+++ Input records +++
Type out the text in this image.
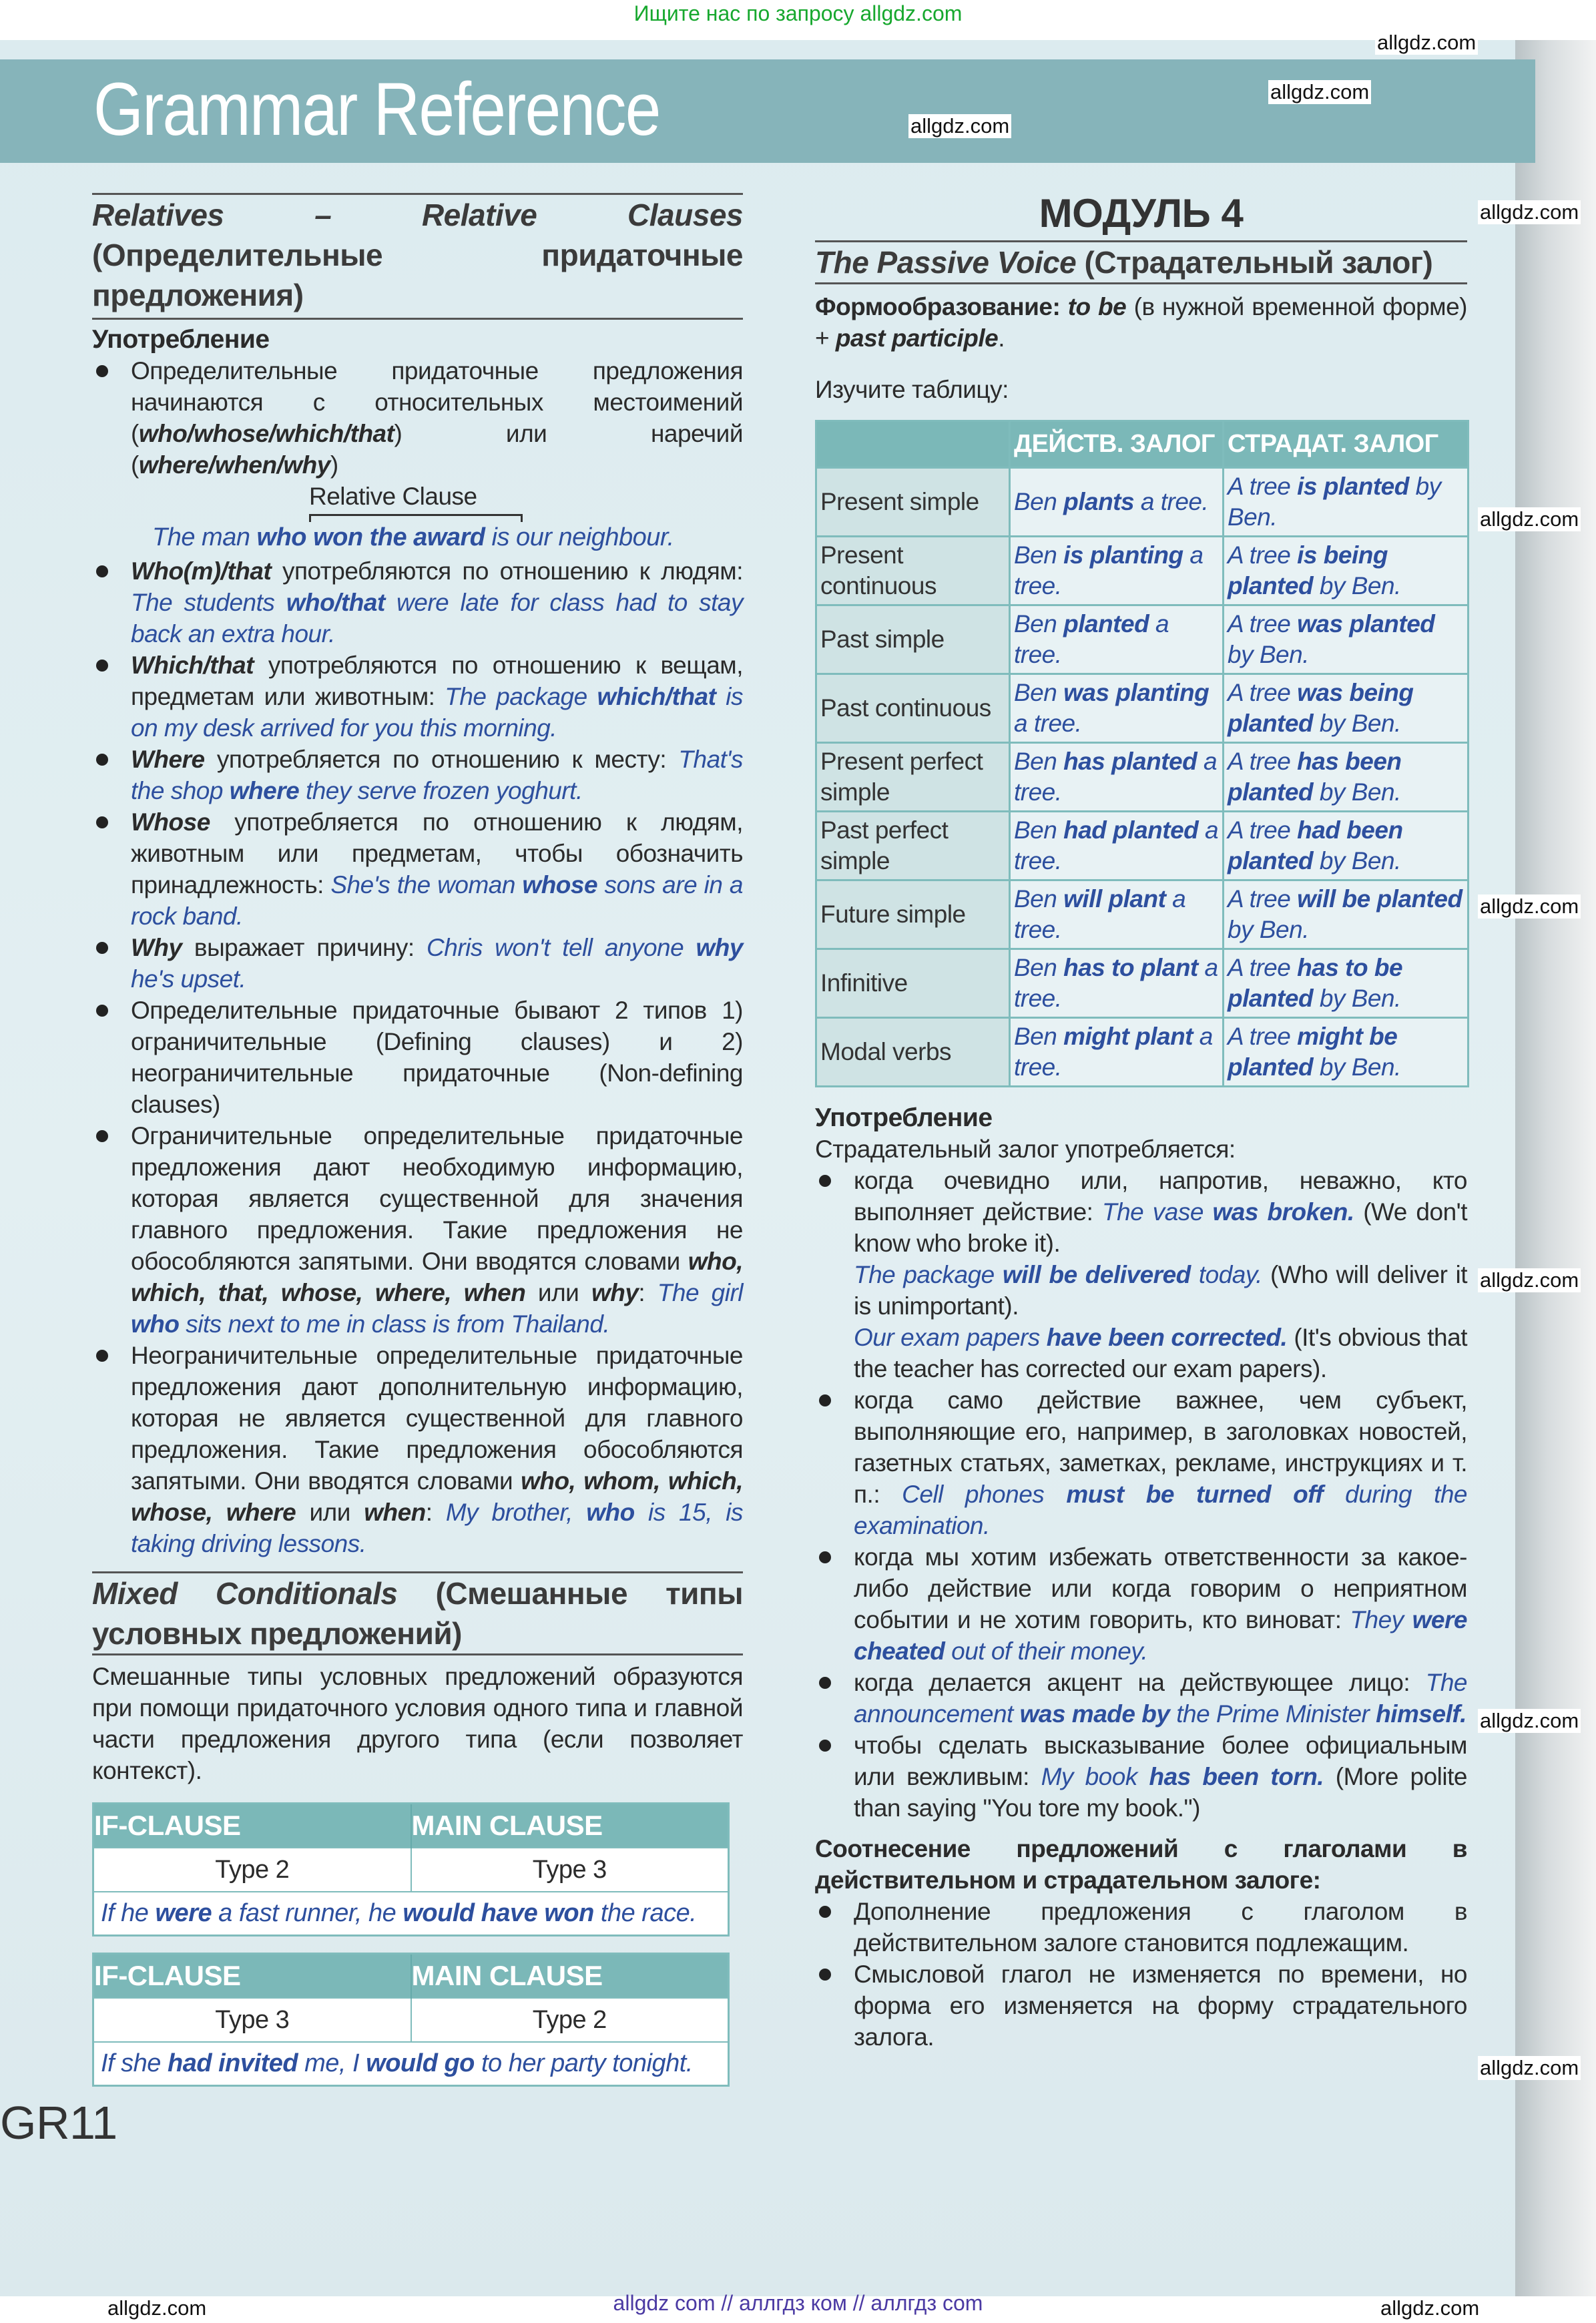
Ищите нас по запросу allgdz.com
Grammar Reference
Relatives – Relative Clauses (Определительные придаточные предложения)
Употребление
Определительные придаточные предложения начинаются с относительных местоимений (who/whose/which/that) или наречий (where/when/why)
Relative Clause
The man who won the award is our neighbour.
Who(m)/that употребляются по отношению к людям: The students who/that were late for class had to stay back an extra hour.
Which/that употребляются по отношению к вещам, предметам или животным: The package which/that is on my desk arrived for you this morning.
Where употребляется по отношению к месту: That's the shop where they serve frozen yoghurt.
Whose употребляется по отношению к людям, животным или предметам, чтобы обозначить принадлежность: She's the woman whose sons are in a rock band.
Why выражает причину: Chris won't tell anyone why he's upset.
Определительные придаточные бывают 2 типов 1) ограничительные (Defining clauses) и 2) неограничительные придаточные (Non-defining clauses)
Ограничительные определительные придаточные предложения дают необходимую информацию, которая является существенной для значения главного предложения. Такие предложения не обособляются запятыми. Они вводятся словами who, which, that, whose, where, when или why: The girl who sits next to me in class is from Thailand.
Неограничительные определительные придаточные предложения дают дополнительную информацию, которая не является существенной для главного предложения. Такие предложения обособляются запятыми. Они вводятся словами who, whom, which, whose, where или when: My brother, who is 15, is taking driving lessons.
Mixed Conditionals (Смешанные типы условных предложений)
Смешанные типы условных предложений образуются при помощи придаточного условия одного типа и главной части предложения другого типа (если позволяет контекст).
IF-CLAUSE	MAIN CLAUSE
Type 2	Type 3
If he were a fast runner, he would have won the race.	
IF-CLAUSE	MAIN CLAUSE
Type 3	Type 2
If she had invited me, I would go to her party tonight.	
GR11
МОДУЛЬ 4
The Passive Voice (Страдательный залог)
Формообразование: to be (в нужной временной форме) + past participle.
Изучите таблицу:
	ДЕЙСТВ. ЗАЛОГ	СТРАДАТ. ЗАЛОГ
Present simple	Ben plants a tree.	A tree is planted by Ben.
Present continuous	Ben is planting a tree.	A tree is being planted by Ben.
Past simple	Ben planted a tree.	A tree was planted by Ben.
Past continuous	Ben was planting a tree.	A tree was being planted by Ben.
Present perfect simple	Ben has planted a tree.	A tree has been planted by Ben.
Past perfect simple	Ben had planted a tree.	A tree had been planted by Ben.
Future simple	Ben will plant a tree.	A tree will be planted by Ben.
Infinitive	Ben has to plant a tree.	A tree has to be planted by Ben.
Modal verbs	Ben might plant a tree.	A tree might be planted by Ben.
Употребление
Страдательный залог употребляется:
когда очевидно или, напротив, неважно, кто выполняет действие: The vase was broken. (We don't know who broke it).
The package will be delivered today. (Who will deliver it is unimportant).
Our exam papers have been corrected. (It's obvious that the teacher has corrected our exam papers).
когда само действие важнее, чем субъект, выполняющие его, например, в заголовках новостей, газетных статьях, заметках, рекламе, инструкциях и т. п.: Cell phones must be turned off during the examination.
когда мы хотим избежать ответственности за какое-либо действие или когда говорим о неприятном событии и не хотим говорить, кто виноват: They were cheated out of their money.
когда делается акцент на действующее лицо: The announcement was made by the Prime Minister himself.
чтобы сделать высказывание более официальным или вежливым: My book has been torn. (More polite than saying "You tore my book.")
Соотнесение предложений с глаголами в действительном и страдательном залоге:
Дополнение предложения с глаголом в действительном залоге становится подлежащим.
Смысловой глагол не изменяется по времени, но форма его изменяется на форму страдательного залога.
allgdz com // аллгдз ком // аллгдз com
allgdz.com
allgdz.com
allgdz.com
allgdz.com
allgdz.com
allgdz.com
allgdz.com
allgdz.com
allgdz.com
allgdz.com	allgdz.com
+++
-- Your instructions --
Copy the entries above faithfully and omit every image.

-- Solution for this problem --
Type out the text in this image.
Ищите нас по запросу allgdz.com
Grammar Reference
Relatives – Relative Clauses (Определительные придаточные предложения)
Употребление
Определительные придаточные предложения начинаются с относительных местоимений (who/whose/which/that) или наречий (where/when/why)
Relative Clause
The man who won the award is our neighbour.
Who(m)/that употребляются по отношению к людям: The students who/that were late for class had to stay back an extra hour.
Which/that употребляются по отношению к вещам, предметам или животным: The package which/that is on my desk arrived for you this morning.
Where употребляется по отношению к месту: That's the shop where they serve frozen yoghurt.
Whose употребляется по отношению к людям, животным или предметам, чтобы обозначить принадлежность: She's the woman whose sons are in a rock band.
Why выражает причину: Chris won't tell anyone why he's upset.
Определительные придаточные бывают 2 типов 1) ограничительные (Defining clauses) и 2) неограничительные придаточные (Non-defining clauses)
Ограничительные определительные придаточные предложения дают необходимую информацию, которая является существенной для значения главного предложения. Такие предложения не обособляются запятыми. Они вводятся словами who, which, that, whose, where, when или why: The girl who sits next to me in class is from Thailand.
Неограничительные определительные придаточные предложения дают дополнительную информацию, которая не является существенной для главного предложения. Такие предложения обособляются запятыми. Они вводятся словами who, whom, which, whose, where или when: My brother, who is 15, is taking driving lessons.
Mixed Conditionals (Смешанные типы условных предложений)
Смешанные типы условных предложений образуются при помощи придаточного условия одного типа и главной части предложения другого типа (если позволяет контекст).
IF-CLAUSE	MAIN CLAUSE
Type 2	Type 3
If he were a fast runner, he would have won the race.	
IF-CLAUSE	MAIN CLAUSE
Type 3	Type 2
If she had invited me, I would go to her party tonight.	
GR11
МОДУЛЬ 4
The Passive Voice (Страдательный залог)
Формообразование: to be (в нужной временной форме) + past participle.
Изучите таблицу:
	ДЕЙСТВ. ЗАЛОГ	СТРАДАТ. ЗАЛОГ
Present simple	Ben plants a tree.	A tree is planted by Ben.
Present continuous	Ben is planting a tree.	A tree is being planted by Ben.
Past simple	Ben planted a tree.	A tree was planted by Ben.
Past continuous	Ben was planting a tree.	A tree was being planted by Ben.
Present perfect simple	Ben has planted a tree.	A tree has been planted by Ben.
Past perfect simple	Ben had planted a tree.	A tree had been planted by Ben.
Future simple	Ben will plant a tree.	A tree will be planted by Ben.
Infinitive	Ben has to plant a tree.	A tree has to be planted by Ben.
Modal verbs	Ben might plant a tree.	A tree might be planted by Ben.
Употребление
Страдательный залог употребляется:
когда очевидно или, напротив, неважно, кто выполняет действие: The vase was broken. (We don't know who broke it).
The package will be delivered today. (Who will deliver it is unimportant).
Our exam papers have been corrected. (It's obvious that the teacher has corrected our exam papers).
когда само действие важнее, чем субъект, выполняющие его, например, в заголовках новостей, газетных статьях, заметках, рекламе, инструкциях и т. п.: Cell phones must be turned off during the examination.
когда мы хотим избежать ответственности за какое-либо действие или когда говорим о неприятном событии и не хотим говорить, кто виноват: They were cheated out of their money.
когда делается акцент на действующее лицо: The announcement was made by the Prime Minister himself.
чтобы сделать высказывание более официальным или вежливым: My book has been torn. (More polite than saying "You tore my book.")
Соотнесение предложений с глаголами в действительном и страдательном залоге:
Дополнение предложения с глаголом в действительном залоге становится подлежащим.
Смысловой глагол не изменяется по времени, но форма его изменяется на форму страдательного залога.
allgdz com // аллгдз ком // аллгдз com
allgdz.com
allgdz.com
allgdz.com
allgdz.com
allgdz.com
allgdz.com
allgdz.com
allgdz.com
allgdz.com
allgdz.com	allgdz.com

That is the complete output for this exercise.